Reproduce every entry exactly.

****************************************

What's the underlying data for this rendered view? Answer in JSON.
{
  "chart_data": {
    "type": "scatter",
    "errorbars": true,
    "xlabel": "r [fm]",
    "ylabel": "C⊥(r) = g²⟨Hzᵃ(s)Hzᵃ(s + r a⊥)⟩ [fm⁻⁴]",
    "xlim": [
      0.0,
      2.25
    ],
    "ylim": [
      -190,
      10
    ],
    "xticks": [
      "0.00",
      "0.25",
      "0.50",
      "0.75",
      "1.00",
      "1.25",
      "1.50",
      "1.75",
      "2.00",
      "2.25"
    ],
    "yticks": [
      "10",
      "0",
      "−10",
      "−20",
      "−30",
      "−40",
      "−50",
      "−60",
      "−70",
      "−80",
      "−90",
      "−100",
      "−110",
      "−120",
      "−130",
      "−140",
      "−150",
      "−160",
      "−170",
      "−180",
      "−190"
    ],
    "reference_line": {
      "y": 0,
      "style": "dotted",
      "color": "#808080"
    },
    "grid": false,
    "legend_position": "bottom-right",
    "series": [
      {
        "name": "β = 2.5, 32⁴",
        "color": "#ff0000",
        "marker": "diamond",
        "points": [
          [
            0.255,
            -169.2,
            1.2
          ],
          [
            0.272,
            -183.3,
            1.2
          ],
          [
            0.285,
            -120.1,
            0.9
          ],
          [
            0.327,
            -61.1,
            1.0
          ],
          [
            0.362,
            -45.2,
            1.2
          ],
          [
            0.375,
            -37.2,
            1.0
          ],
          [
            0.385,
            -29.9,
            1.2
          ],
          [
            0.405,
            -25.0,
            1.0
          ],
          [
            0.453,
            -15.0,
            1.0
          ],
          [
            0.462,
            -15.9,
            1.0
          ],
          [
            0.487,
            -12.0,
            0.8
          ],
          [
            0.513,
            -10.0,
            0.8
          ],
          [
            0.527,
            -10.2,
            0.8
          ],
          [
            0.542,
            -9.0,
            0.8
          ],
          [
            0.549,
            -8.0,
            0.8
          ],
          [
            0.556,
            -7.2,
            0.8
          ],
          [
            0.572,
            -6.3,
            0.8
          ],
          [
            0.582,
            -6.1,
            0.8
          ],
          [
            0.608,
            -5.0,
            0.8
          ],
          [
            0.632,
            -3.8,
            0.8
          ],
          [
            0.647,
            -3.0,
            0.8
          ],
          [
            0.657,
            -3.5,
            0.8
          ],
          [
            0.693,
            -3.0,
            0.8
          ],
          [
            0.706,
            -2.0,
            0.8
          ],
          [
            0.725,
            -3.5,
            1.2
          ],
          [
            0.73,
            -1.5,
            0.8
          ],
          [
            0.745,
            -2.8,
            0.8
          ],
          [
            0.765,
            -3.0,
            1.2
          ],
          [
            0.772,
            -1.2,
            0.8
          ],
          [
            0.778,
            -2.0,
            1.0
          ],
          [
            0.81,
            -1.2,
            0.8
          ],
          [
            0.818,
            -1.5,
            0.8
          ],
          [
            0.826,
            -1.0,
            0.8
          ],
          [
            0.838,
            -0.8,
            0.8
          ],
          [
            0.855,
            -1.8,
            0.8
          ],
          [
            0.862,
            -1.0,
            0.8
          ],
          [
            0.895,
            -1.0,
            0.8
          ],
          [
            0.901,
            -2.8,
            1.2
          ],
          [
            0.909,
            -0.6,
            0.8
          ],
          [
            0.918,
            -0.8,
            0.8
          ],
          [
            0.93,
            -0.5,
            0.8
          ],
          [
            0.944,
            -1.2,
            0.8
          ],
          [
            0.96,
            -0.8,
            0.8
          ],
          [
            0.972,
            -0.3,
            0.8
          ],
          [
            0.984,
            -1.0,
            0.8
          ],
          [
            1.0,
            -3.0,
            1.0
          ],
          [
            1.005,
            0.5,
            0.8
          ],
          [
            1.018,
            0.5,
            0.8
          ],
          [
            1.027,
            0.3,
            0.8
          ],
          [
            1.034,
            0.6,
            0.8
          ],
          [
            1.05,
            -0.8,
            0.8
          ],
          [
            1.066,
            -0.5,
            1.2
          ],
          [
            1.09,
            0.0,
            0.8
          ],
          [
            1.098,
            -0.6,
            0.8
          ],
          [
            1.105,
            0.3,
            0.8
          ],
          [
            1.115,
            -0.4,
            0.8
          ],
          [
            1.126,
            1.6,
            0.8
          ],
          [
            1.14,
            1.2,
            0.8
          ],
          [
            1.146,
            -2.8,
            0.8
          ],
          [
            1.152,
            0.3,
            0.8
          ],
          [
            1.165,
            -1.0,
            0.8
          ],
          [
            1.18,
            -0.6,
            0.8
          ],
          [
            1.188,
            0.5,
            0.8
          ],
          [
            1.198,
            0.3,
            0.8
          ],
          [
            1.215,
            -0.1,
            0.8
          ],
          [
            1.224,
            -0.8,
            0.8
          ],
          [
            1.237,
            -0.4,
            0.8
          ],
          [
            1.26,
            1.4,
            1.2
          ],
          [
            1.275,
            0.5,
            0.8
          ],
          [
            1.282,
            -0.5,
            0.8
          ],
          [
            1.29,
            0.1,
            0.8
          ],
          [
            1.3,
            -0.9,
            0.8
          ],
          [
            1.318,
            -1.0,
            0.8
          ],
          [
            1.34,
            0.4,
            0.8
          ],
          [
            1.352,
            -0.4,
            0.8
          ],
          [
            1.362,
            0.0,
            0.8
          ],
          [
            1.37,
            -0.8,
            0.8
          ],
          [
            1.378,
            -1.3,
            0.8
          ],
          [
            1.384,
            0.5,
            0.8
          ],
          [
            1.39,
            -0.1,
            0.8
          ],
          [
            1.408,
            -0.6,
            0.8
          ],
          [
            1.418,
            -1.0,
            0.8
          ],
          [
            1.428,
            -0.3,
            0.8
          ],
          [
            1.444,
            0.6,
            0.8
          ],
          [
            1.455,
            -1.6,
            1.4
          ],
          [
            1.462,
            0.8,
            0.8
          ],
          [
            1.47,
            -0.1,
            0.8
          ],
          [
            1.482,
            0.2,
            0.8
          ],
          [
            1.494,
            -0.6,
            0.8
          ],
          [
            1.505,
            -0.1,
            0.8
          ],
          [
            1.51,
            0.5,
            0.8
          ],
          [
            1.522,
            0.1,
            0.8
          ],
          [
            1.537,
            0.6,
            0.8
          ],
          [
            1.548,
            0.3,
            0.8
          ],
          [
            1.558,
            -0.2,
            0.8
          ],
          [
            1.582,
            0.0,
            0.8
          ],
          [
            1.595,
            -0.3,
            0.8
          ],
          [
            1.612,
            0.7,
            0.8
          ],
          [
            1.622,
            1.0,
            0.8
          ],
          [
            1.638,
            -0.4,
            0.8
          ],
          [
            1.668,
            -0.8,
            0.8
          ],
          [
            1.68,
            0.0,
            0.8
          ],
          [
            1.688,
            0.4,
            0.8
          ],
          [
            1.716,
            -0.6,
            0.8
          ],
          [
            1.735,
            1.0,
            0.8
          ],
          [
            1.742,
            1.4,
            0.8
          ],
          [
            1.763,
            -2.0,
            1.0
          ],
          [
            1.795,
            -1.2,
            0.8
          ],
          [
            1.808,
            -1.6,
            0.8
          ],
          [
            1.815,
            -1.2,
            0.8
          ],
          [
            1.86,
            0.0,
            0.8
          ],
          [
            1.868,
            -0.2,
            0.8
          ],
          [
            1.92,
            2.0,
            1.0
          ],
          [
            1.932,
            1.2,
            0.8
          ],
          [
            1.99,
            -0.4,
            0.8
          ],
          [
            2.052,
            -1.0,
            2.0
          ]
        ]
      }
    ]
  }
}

****************************************

> _PROBLEM SOLUTION_
What's the underlying data for this rendered view? Answer in JSON.
{
  "chart_data": {
    "type": "scatter",
    "errorbars": true,
    "xlabel": "r [fm]",
    "ylabel": "C⊥(r) = g²⟨Hzᵃ(s)Hzᵃ(s + r a⊥)⟩ [fm⁻⁴]",
    "xlim": [
      0.0,
      2.25
    ],
    "ylim": [
      -190,
      10
    ],
    "xticks": [
      "0.00",
      "0.25",
      "0.50",
      "0.75",
      "1.00",
      "1.25",
      "1.50",
      "1.75",
      "2.00",
      "2.25"
    ],
    "yticks": [
      "10",
      "0",
      "−10",
      "−20",
      "−30",
      "−40",
      "−50",
      "−60",
      "−70",
      "−80",
      "−90",
      "−100",
      "−110",
      "−120",
      "−130",
      "−140",
      "−150",
      "−160",
      "−170",
      "−180",
      "−190"
    ],
    "reference_line": {
      "y": 0,
      "style": "dotted",
      "color": "#808080"
    },
    "grid": false,
    "legend_position": "bottom-right",
    "series": [
      {
        "name": "β = 2.5, 32⁴",
        "color": "#ff0000",
        "marker": "diamond",
        "points": [
          [
            0.255,
            -169.2,
            1.2
          ],
          [
            0.272,
            -183.3,
            1.2
          ],
          [
            0.285,
            -120.1,
            0.9
          ],
          [
            0.327,
            -61.1,
            1.0
          ],
          [
            0.362,
            -45.2,
            1.2
          ],
          [
            0.375,
            -37.2,
            1.0
          ],
          [
            0.385,
            -29.9,
            1.2
          ],
          [
            0.405,
            -25.0,
            1.0
          ],
          [
            0.453,
            -15.0,
            1.0
          ],
          [
            0.462,
            -15.9,
            1.0
          ],
          [
            0.487,
            -12.0,
            0.8
          ],
          [
            0.513,
            -10.0,
            0.8
          ],
          [
            0.527,
            -10.2,
            0.8
          ],
          [
            0.542,
            -9.0,
            0.8
          ],
          [
            0.549,
            -8.0,
            0.8
          ],
          [
            0.556,
            -7.2,
            0.8
          ],
          [
            0.572,
            -6.3,
            0.8
          ],
          [
            0.582,
            -6.1,
            0.8
          ],
          [
            0.608,
            -5.0,
            0.8
          ],
          [
            0.632,
            -3.8,
            0.8
          ],
          [
            0.647,
            -3.0,
            0.8
          ],
          [
            0.657,
            -3.5,
            0.8
          ],
          [
            0.693,
            -3.0,
            0.8
          ],
          [
            0.706,
            -2.0,
            0.8
          ],
          [
            0.725,
            -3.5,
            1.2
          ],
          [
            0.73,
            -1.5,
            0.8
          ],
          [
            0.745,
            -2.8,
            0.8
          ],
          [
            0.765,
            -3.0,
            1.2
          ],
          [
            0.772,
            -1.2,
            0.8
          ],
          [
            0.778,
            -2.0,
            1.0
          ],
          [
            0.81,
            -1.2,
            0.8
          ],
          [
            0.818,
            -1.5,
            0.8
          ],
          [
            0.826,
            -1.0,
            0.8
          ],
          [
            0.838,
            -0.8,
            0.8
          ],
          [
            0.855,
            -1.8,
            0.8
          ],
          [
            0.862,
            -1.0,
            0.8
          ],
          [
            0.895,
            -1.0,
            0.8
          ],
          [
            0.901,
            -2.8,
            1.2
          ],
          [
            0.909,
            -0.6,
            0.8
          ],
          [
            0.918,
            -0.8,
            0.8
          ],
          [
            0.93,
            -0.5,
            0.8
          ],
          [
            0.944,
            -1.2,
            0.8
          ],
          [
            0.96,
            -0.8,
            0.8
          ],
          [
            0.972,
            -0.3,
            0.8
          ],
          [
            0.984,
            -1.0,
            0.8
          ],
          [
            1.0,
            -3.0,
            1.0
          ],
          [
            1.005,
            0.5,
            0.8
          ],
          [
            1.018,
            0.5,
            0.8
          ],
          [
            1.027,
            0.3,
            0.8
          ],
          [
            1.034,
            0.6,
            0.8
          ],
          [
            1.05,
            -0.8,
            0.8
          ],
          [
            1.066,
            -0.5,
            1.2
          ],
          [
            1.09,
            0.0,
            0.8
          ],
          [
            1.098,
            -0.6,
            0.8
          ],
          [
            1.105,
            0.3,
            0.8
          ],
          [
            1.115,
            -0.4,
            0.8
          ],
          [
            1.126,
            1.6,
            0.8
          ],
          [
            1.14,
            1.2,
            0.8
          ],
          [
            1.146,
            -2.8,
            0.8
          ],
          [
            1.152,
            0.3,
            0.8
          ],
          [
            1.165,
            -1.0,
            0.8
          ],
          [
            1.18,
            -0.6,
            0.8
          ],
          [
            1.188,
            0.5,
            0.8
          ],
          [
            1.198,
            0.3,
            0.8
          ],
          [
            1.215,
            -0.1,
            0.8
          ],
          [
            1.224,
            -0.8,
            0.8
          ],
          [
            1.237,
            -0.4,
            0.8
          ],
          [
            1.26,
            1.4,
            1.2
          ],
          [
            1.275,
            0.5,
            0.8
          ],
          [
            1.282,
            -0.5,
            0.8
          ],
          [
            1.29,
            0.1,
            0.8
          ],
          [
            1.3,
            -0.9,
            0.8
          ],
          [
            1.318,
            -1.0,
            0.8
          ],
          [
            1.34,
            0.4,
            0.8
          ],
          [
            1.352,
            -0.4,
            0.8
          ],
          [
            1.362,
            0.0,
            0.8
          ],
          [
            1.37,
            -0.8,
            0.8
          ],
          [
            1.378,
            -1.3,
            0.8
          ],
          [
            1.384,
            0.5,
            0.8
          ],
          [
            1.39,
            -0.1,
            0.8
          ],
          [
            1.408,
            -0.6,
            0.8
          ],
          [
            1.418,
            -1.0,
            0.8
          ],
          [
            1.428,
            -0.3,
            0.8
          ],
          [
            1.444,
            0.6,
            0.8
          ],
          [
            1.455,
            -1.6,
            1.4
          ],
          [
            1.462,
            0.8,
            0.8
          ],
          [
            1.47,
            -0.1,
            0.8
          ],
          [
            1.482,
            0.2,
            0.8
          ],
          [
            1.494,
            -0.6,
            0.8
          ],
          [
            1.505,
            -0.1,
            0.8
          ],
          [
            1.51,
            0.5,
            0.8
          ],
          [
            1.522,
            0.1,
            0.8
          ],
          [
            1.537,
            0.6,
            0.8
          ],
          [
            1.548,
            0.3,
            0.8
          ],
          [
            1.558,
            -0.2,
            0.8
          ],
          [
            1.582,
            0.0,
            0.8
          ],
          [
            1.595,
            -0.3,
            0.8
          ],
          [
            1.612,
            0.7,
            0.8
          ],
          [
            1.622,
            1.0,
            0.8
          ],
          [
            1.638,
            -0.4,
            0.8
          ],
          [
            1.668,
            -0.8,
            0.8
          ],
          [
            1.68,
            0.0,
            0.8
          ],
          [
            1.688,
            0.4,
            0.8
          ],
          [
            1.716,
            -0.6,
            0.8
          ],
          [
            1.735,
            1.0,
            0.8
          ],
          [
            1.742,
            1.4,
            0.8
          ],
          [
            1.763,
            -2.0,
            1.0
          ],
          [
            1.795,
            -1.2,
            0.8
          ],
          [
            1.808,
            -1.6,
            0.8
          ],
          [
            1.815,
            -1.2,
            0.8
          ],
          [
            1.86,
            0.0,
            0.8
          ],
          [
            1.868,
            -0.2,
            0.8
          ],
          [
            1.92,
            2.0,
            1.0
          ],
          [
            1.932,
            1.2,
            0.8
          ],
          [
            1.99,
            -0.4,
            0.8
          ],
          [
            2.052,
            -1.0,
            2.0
          ]
        ]
      }
    ]
  }
}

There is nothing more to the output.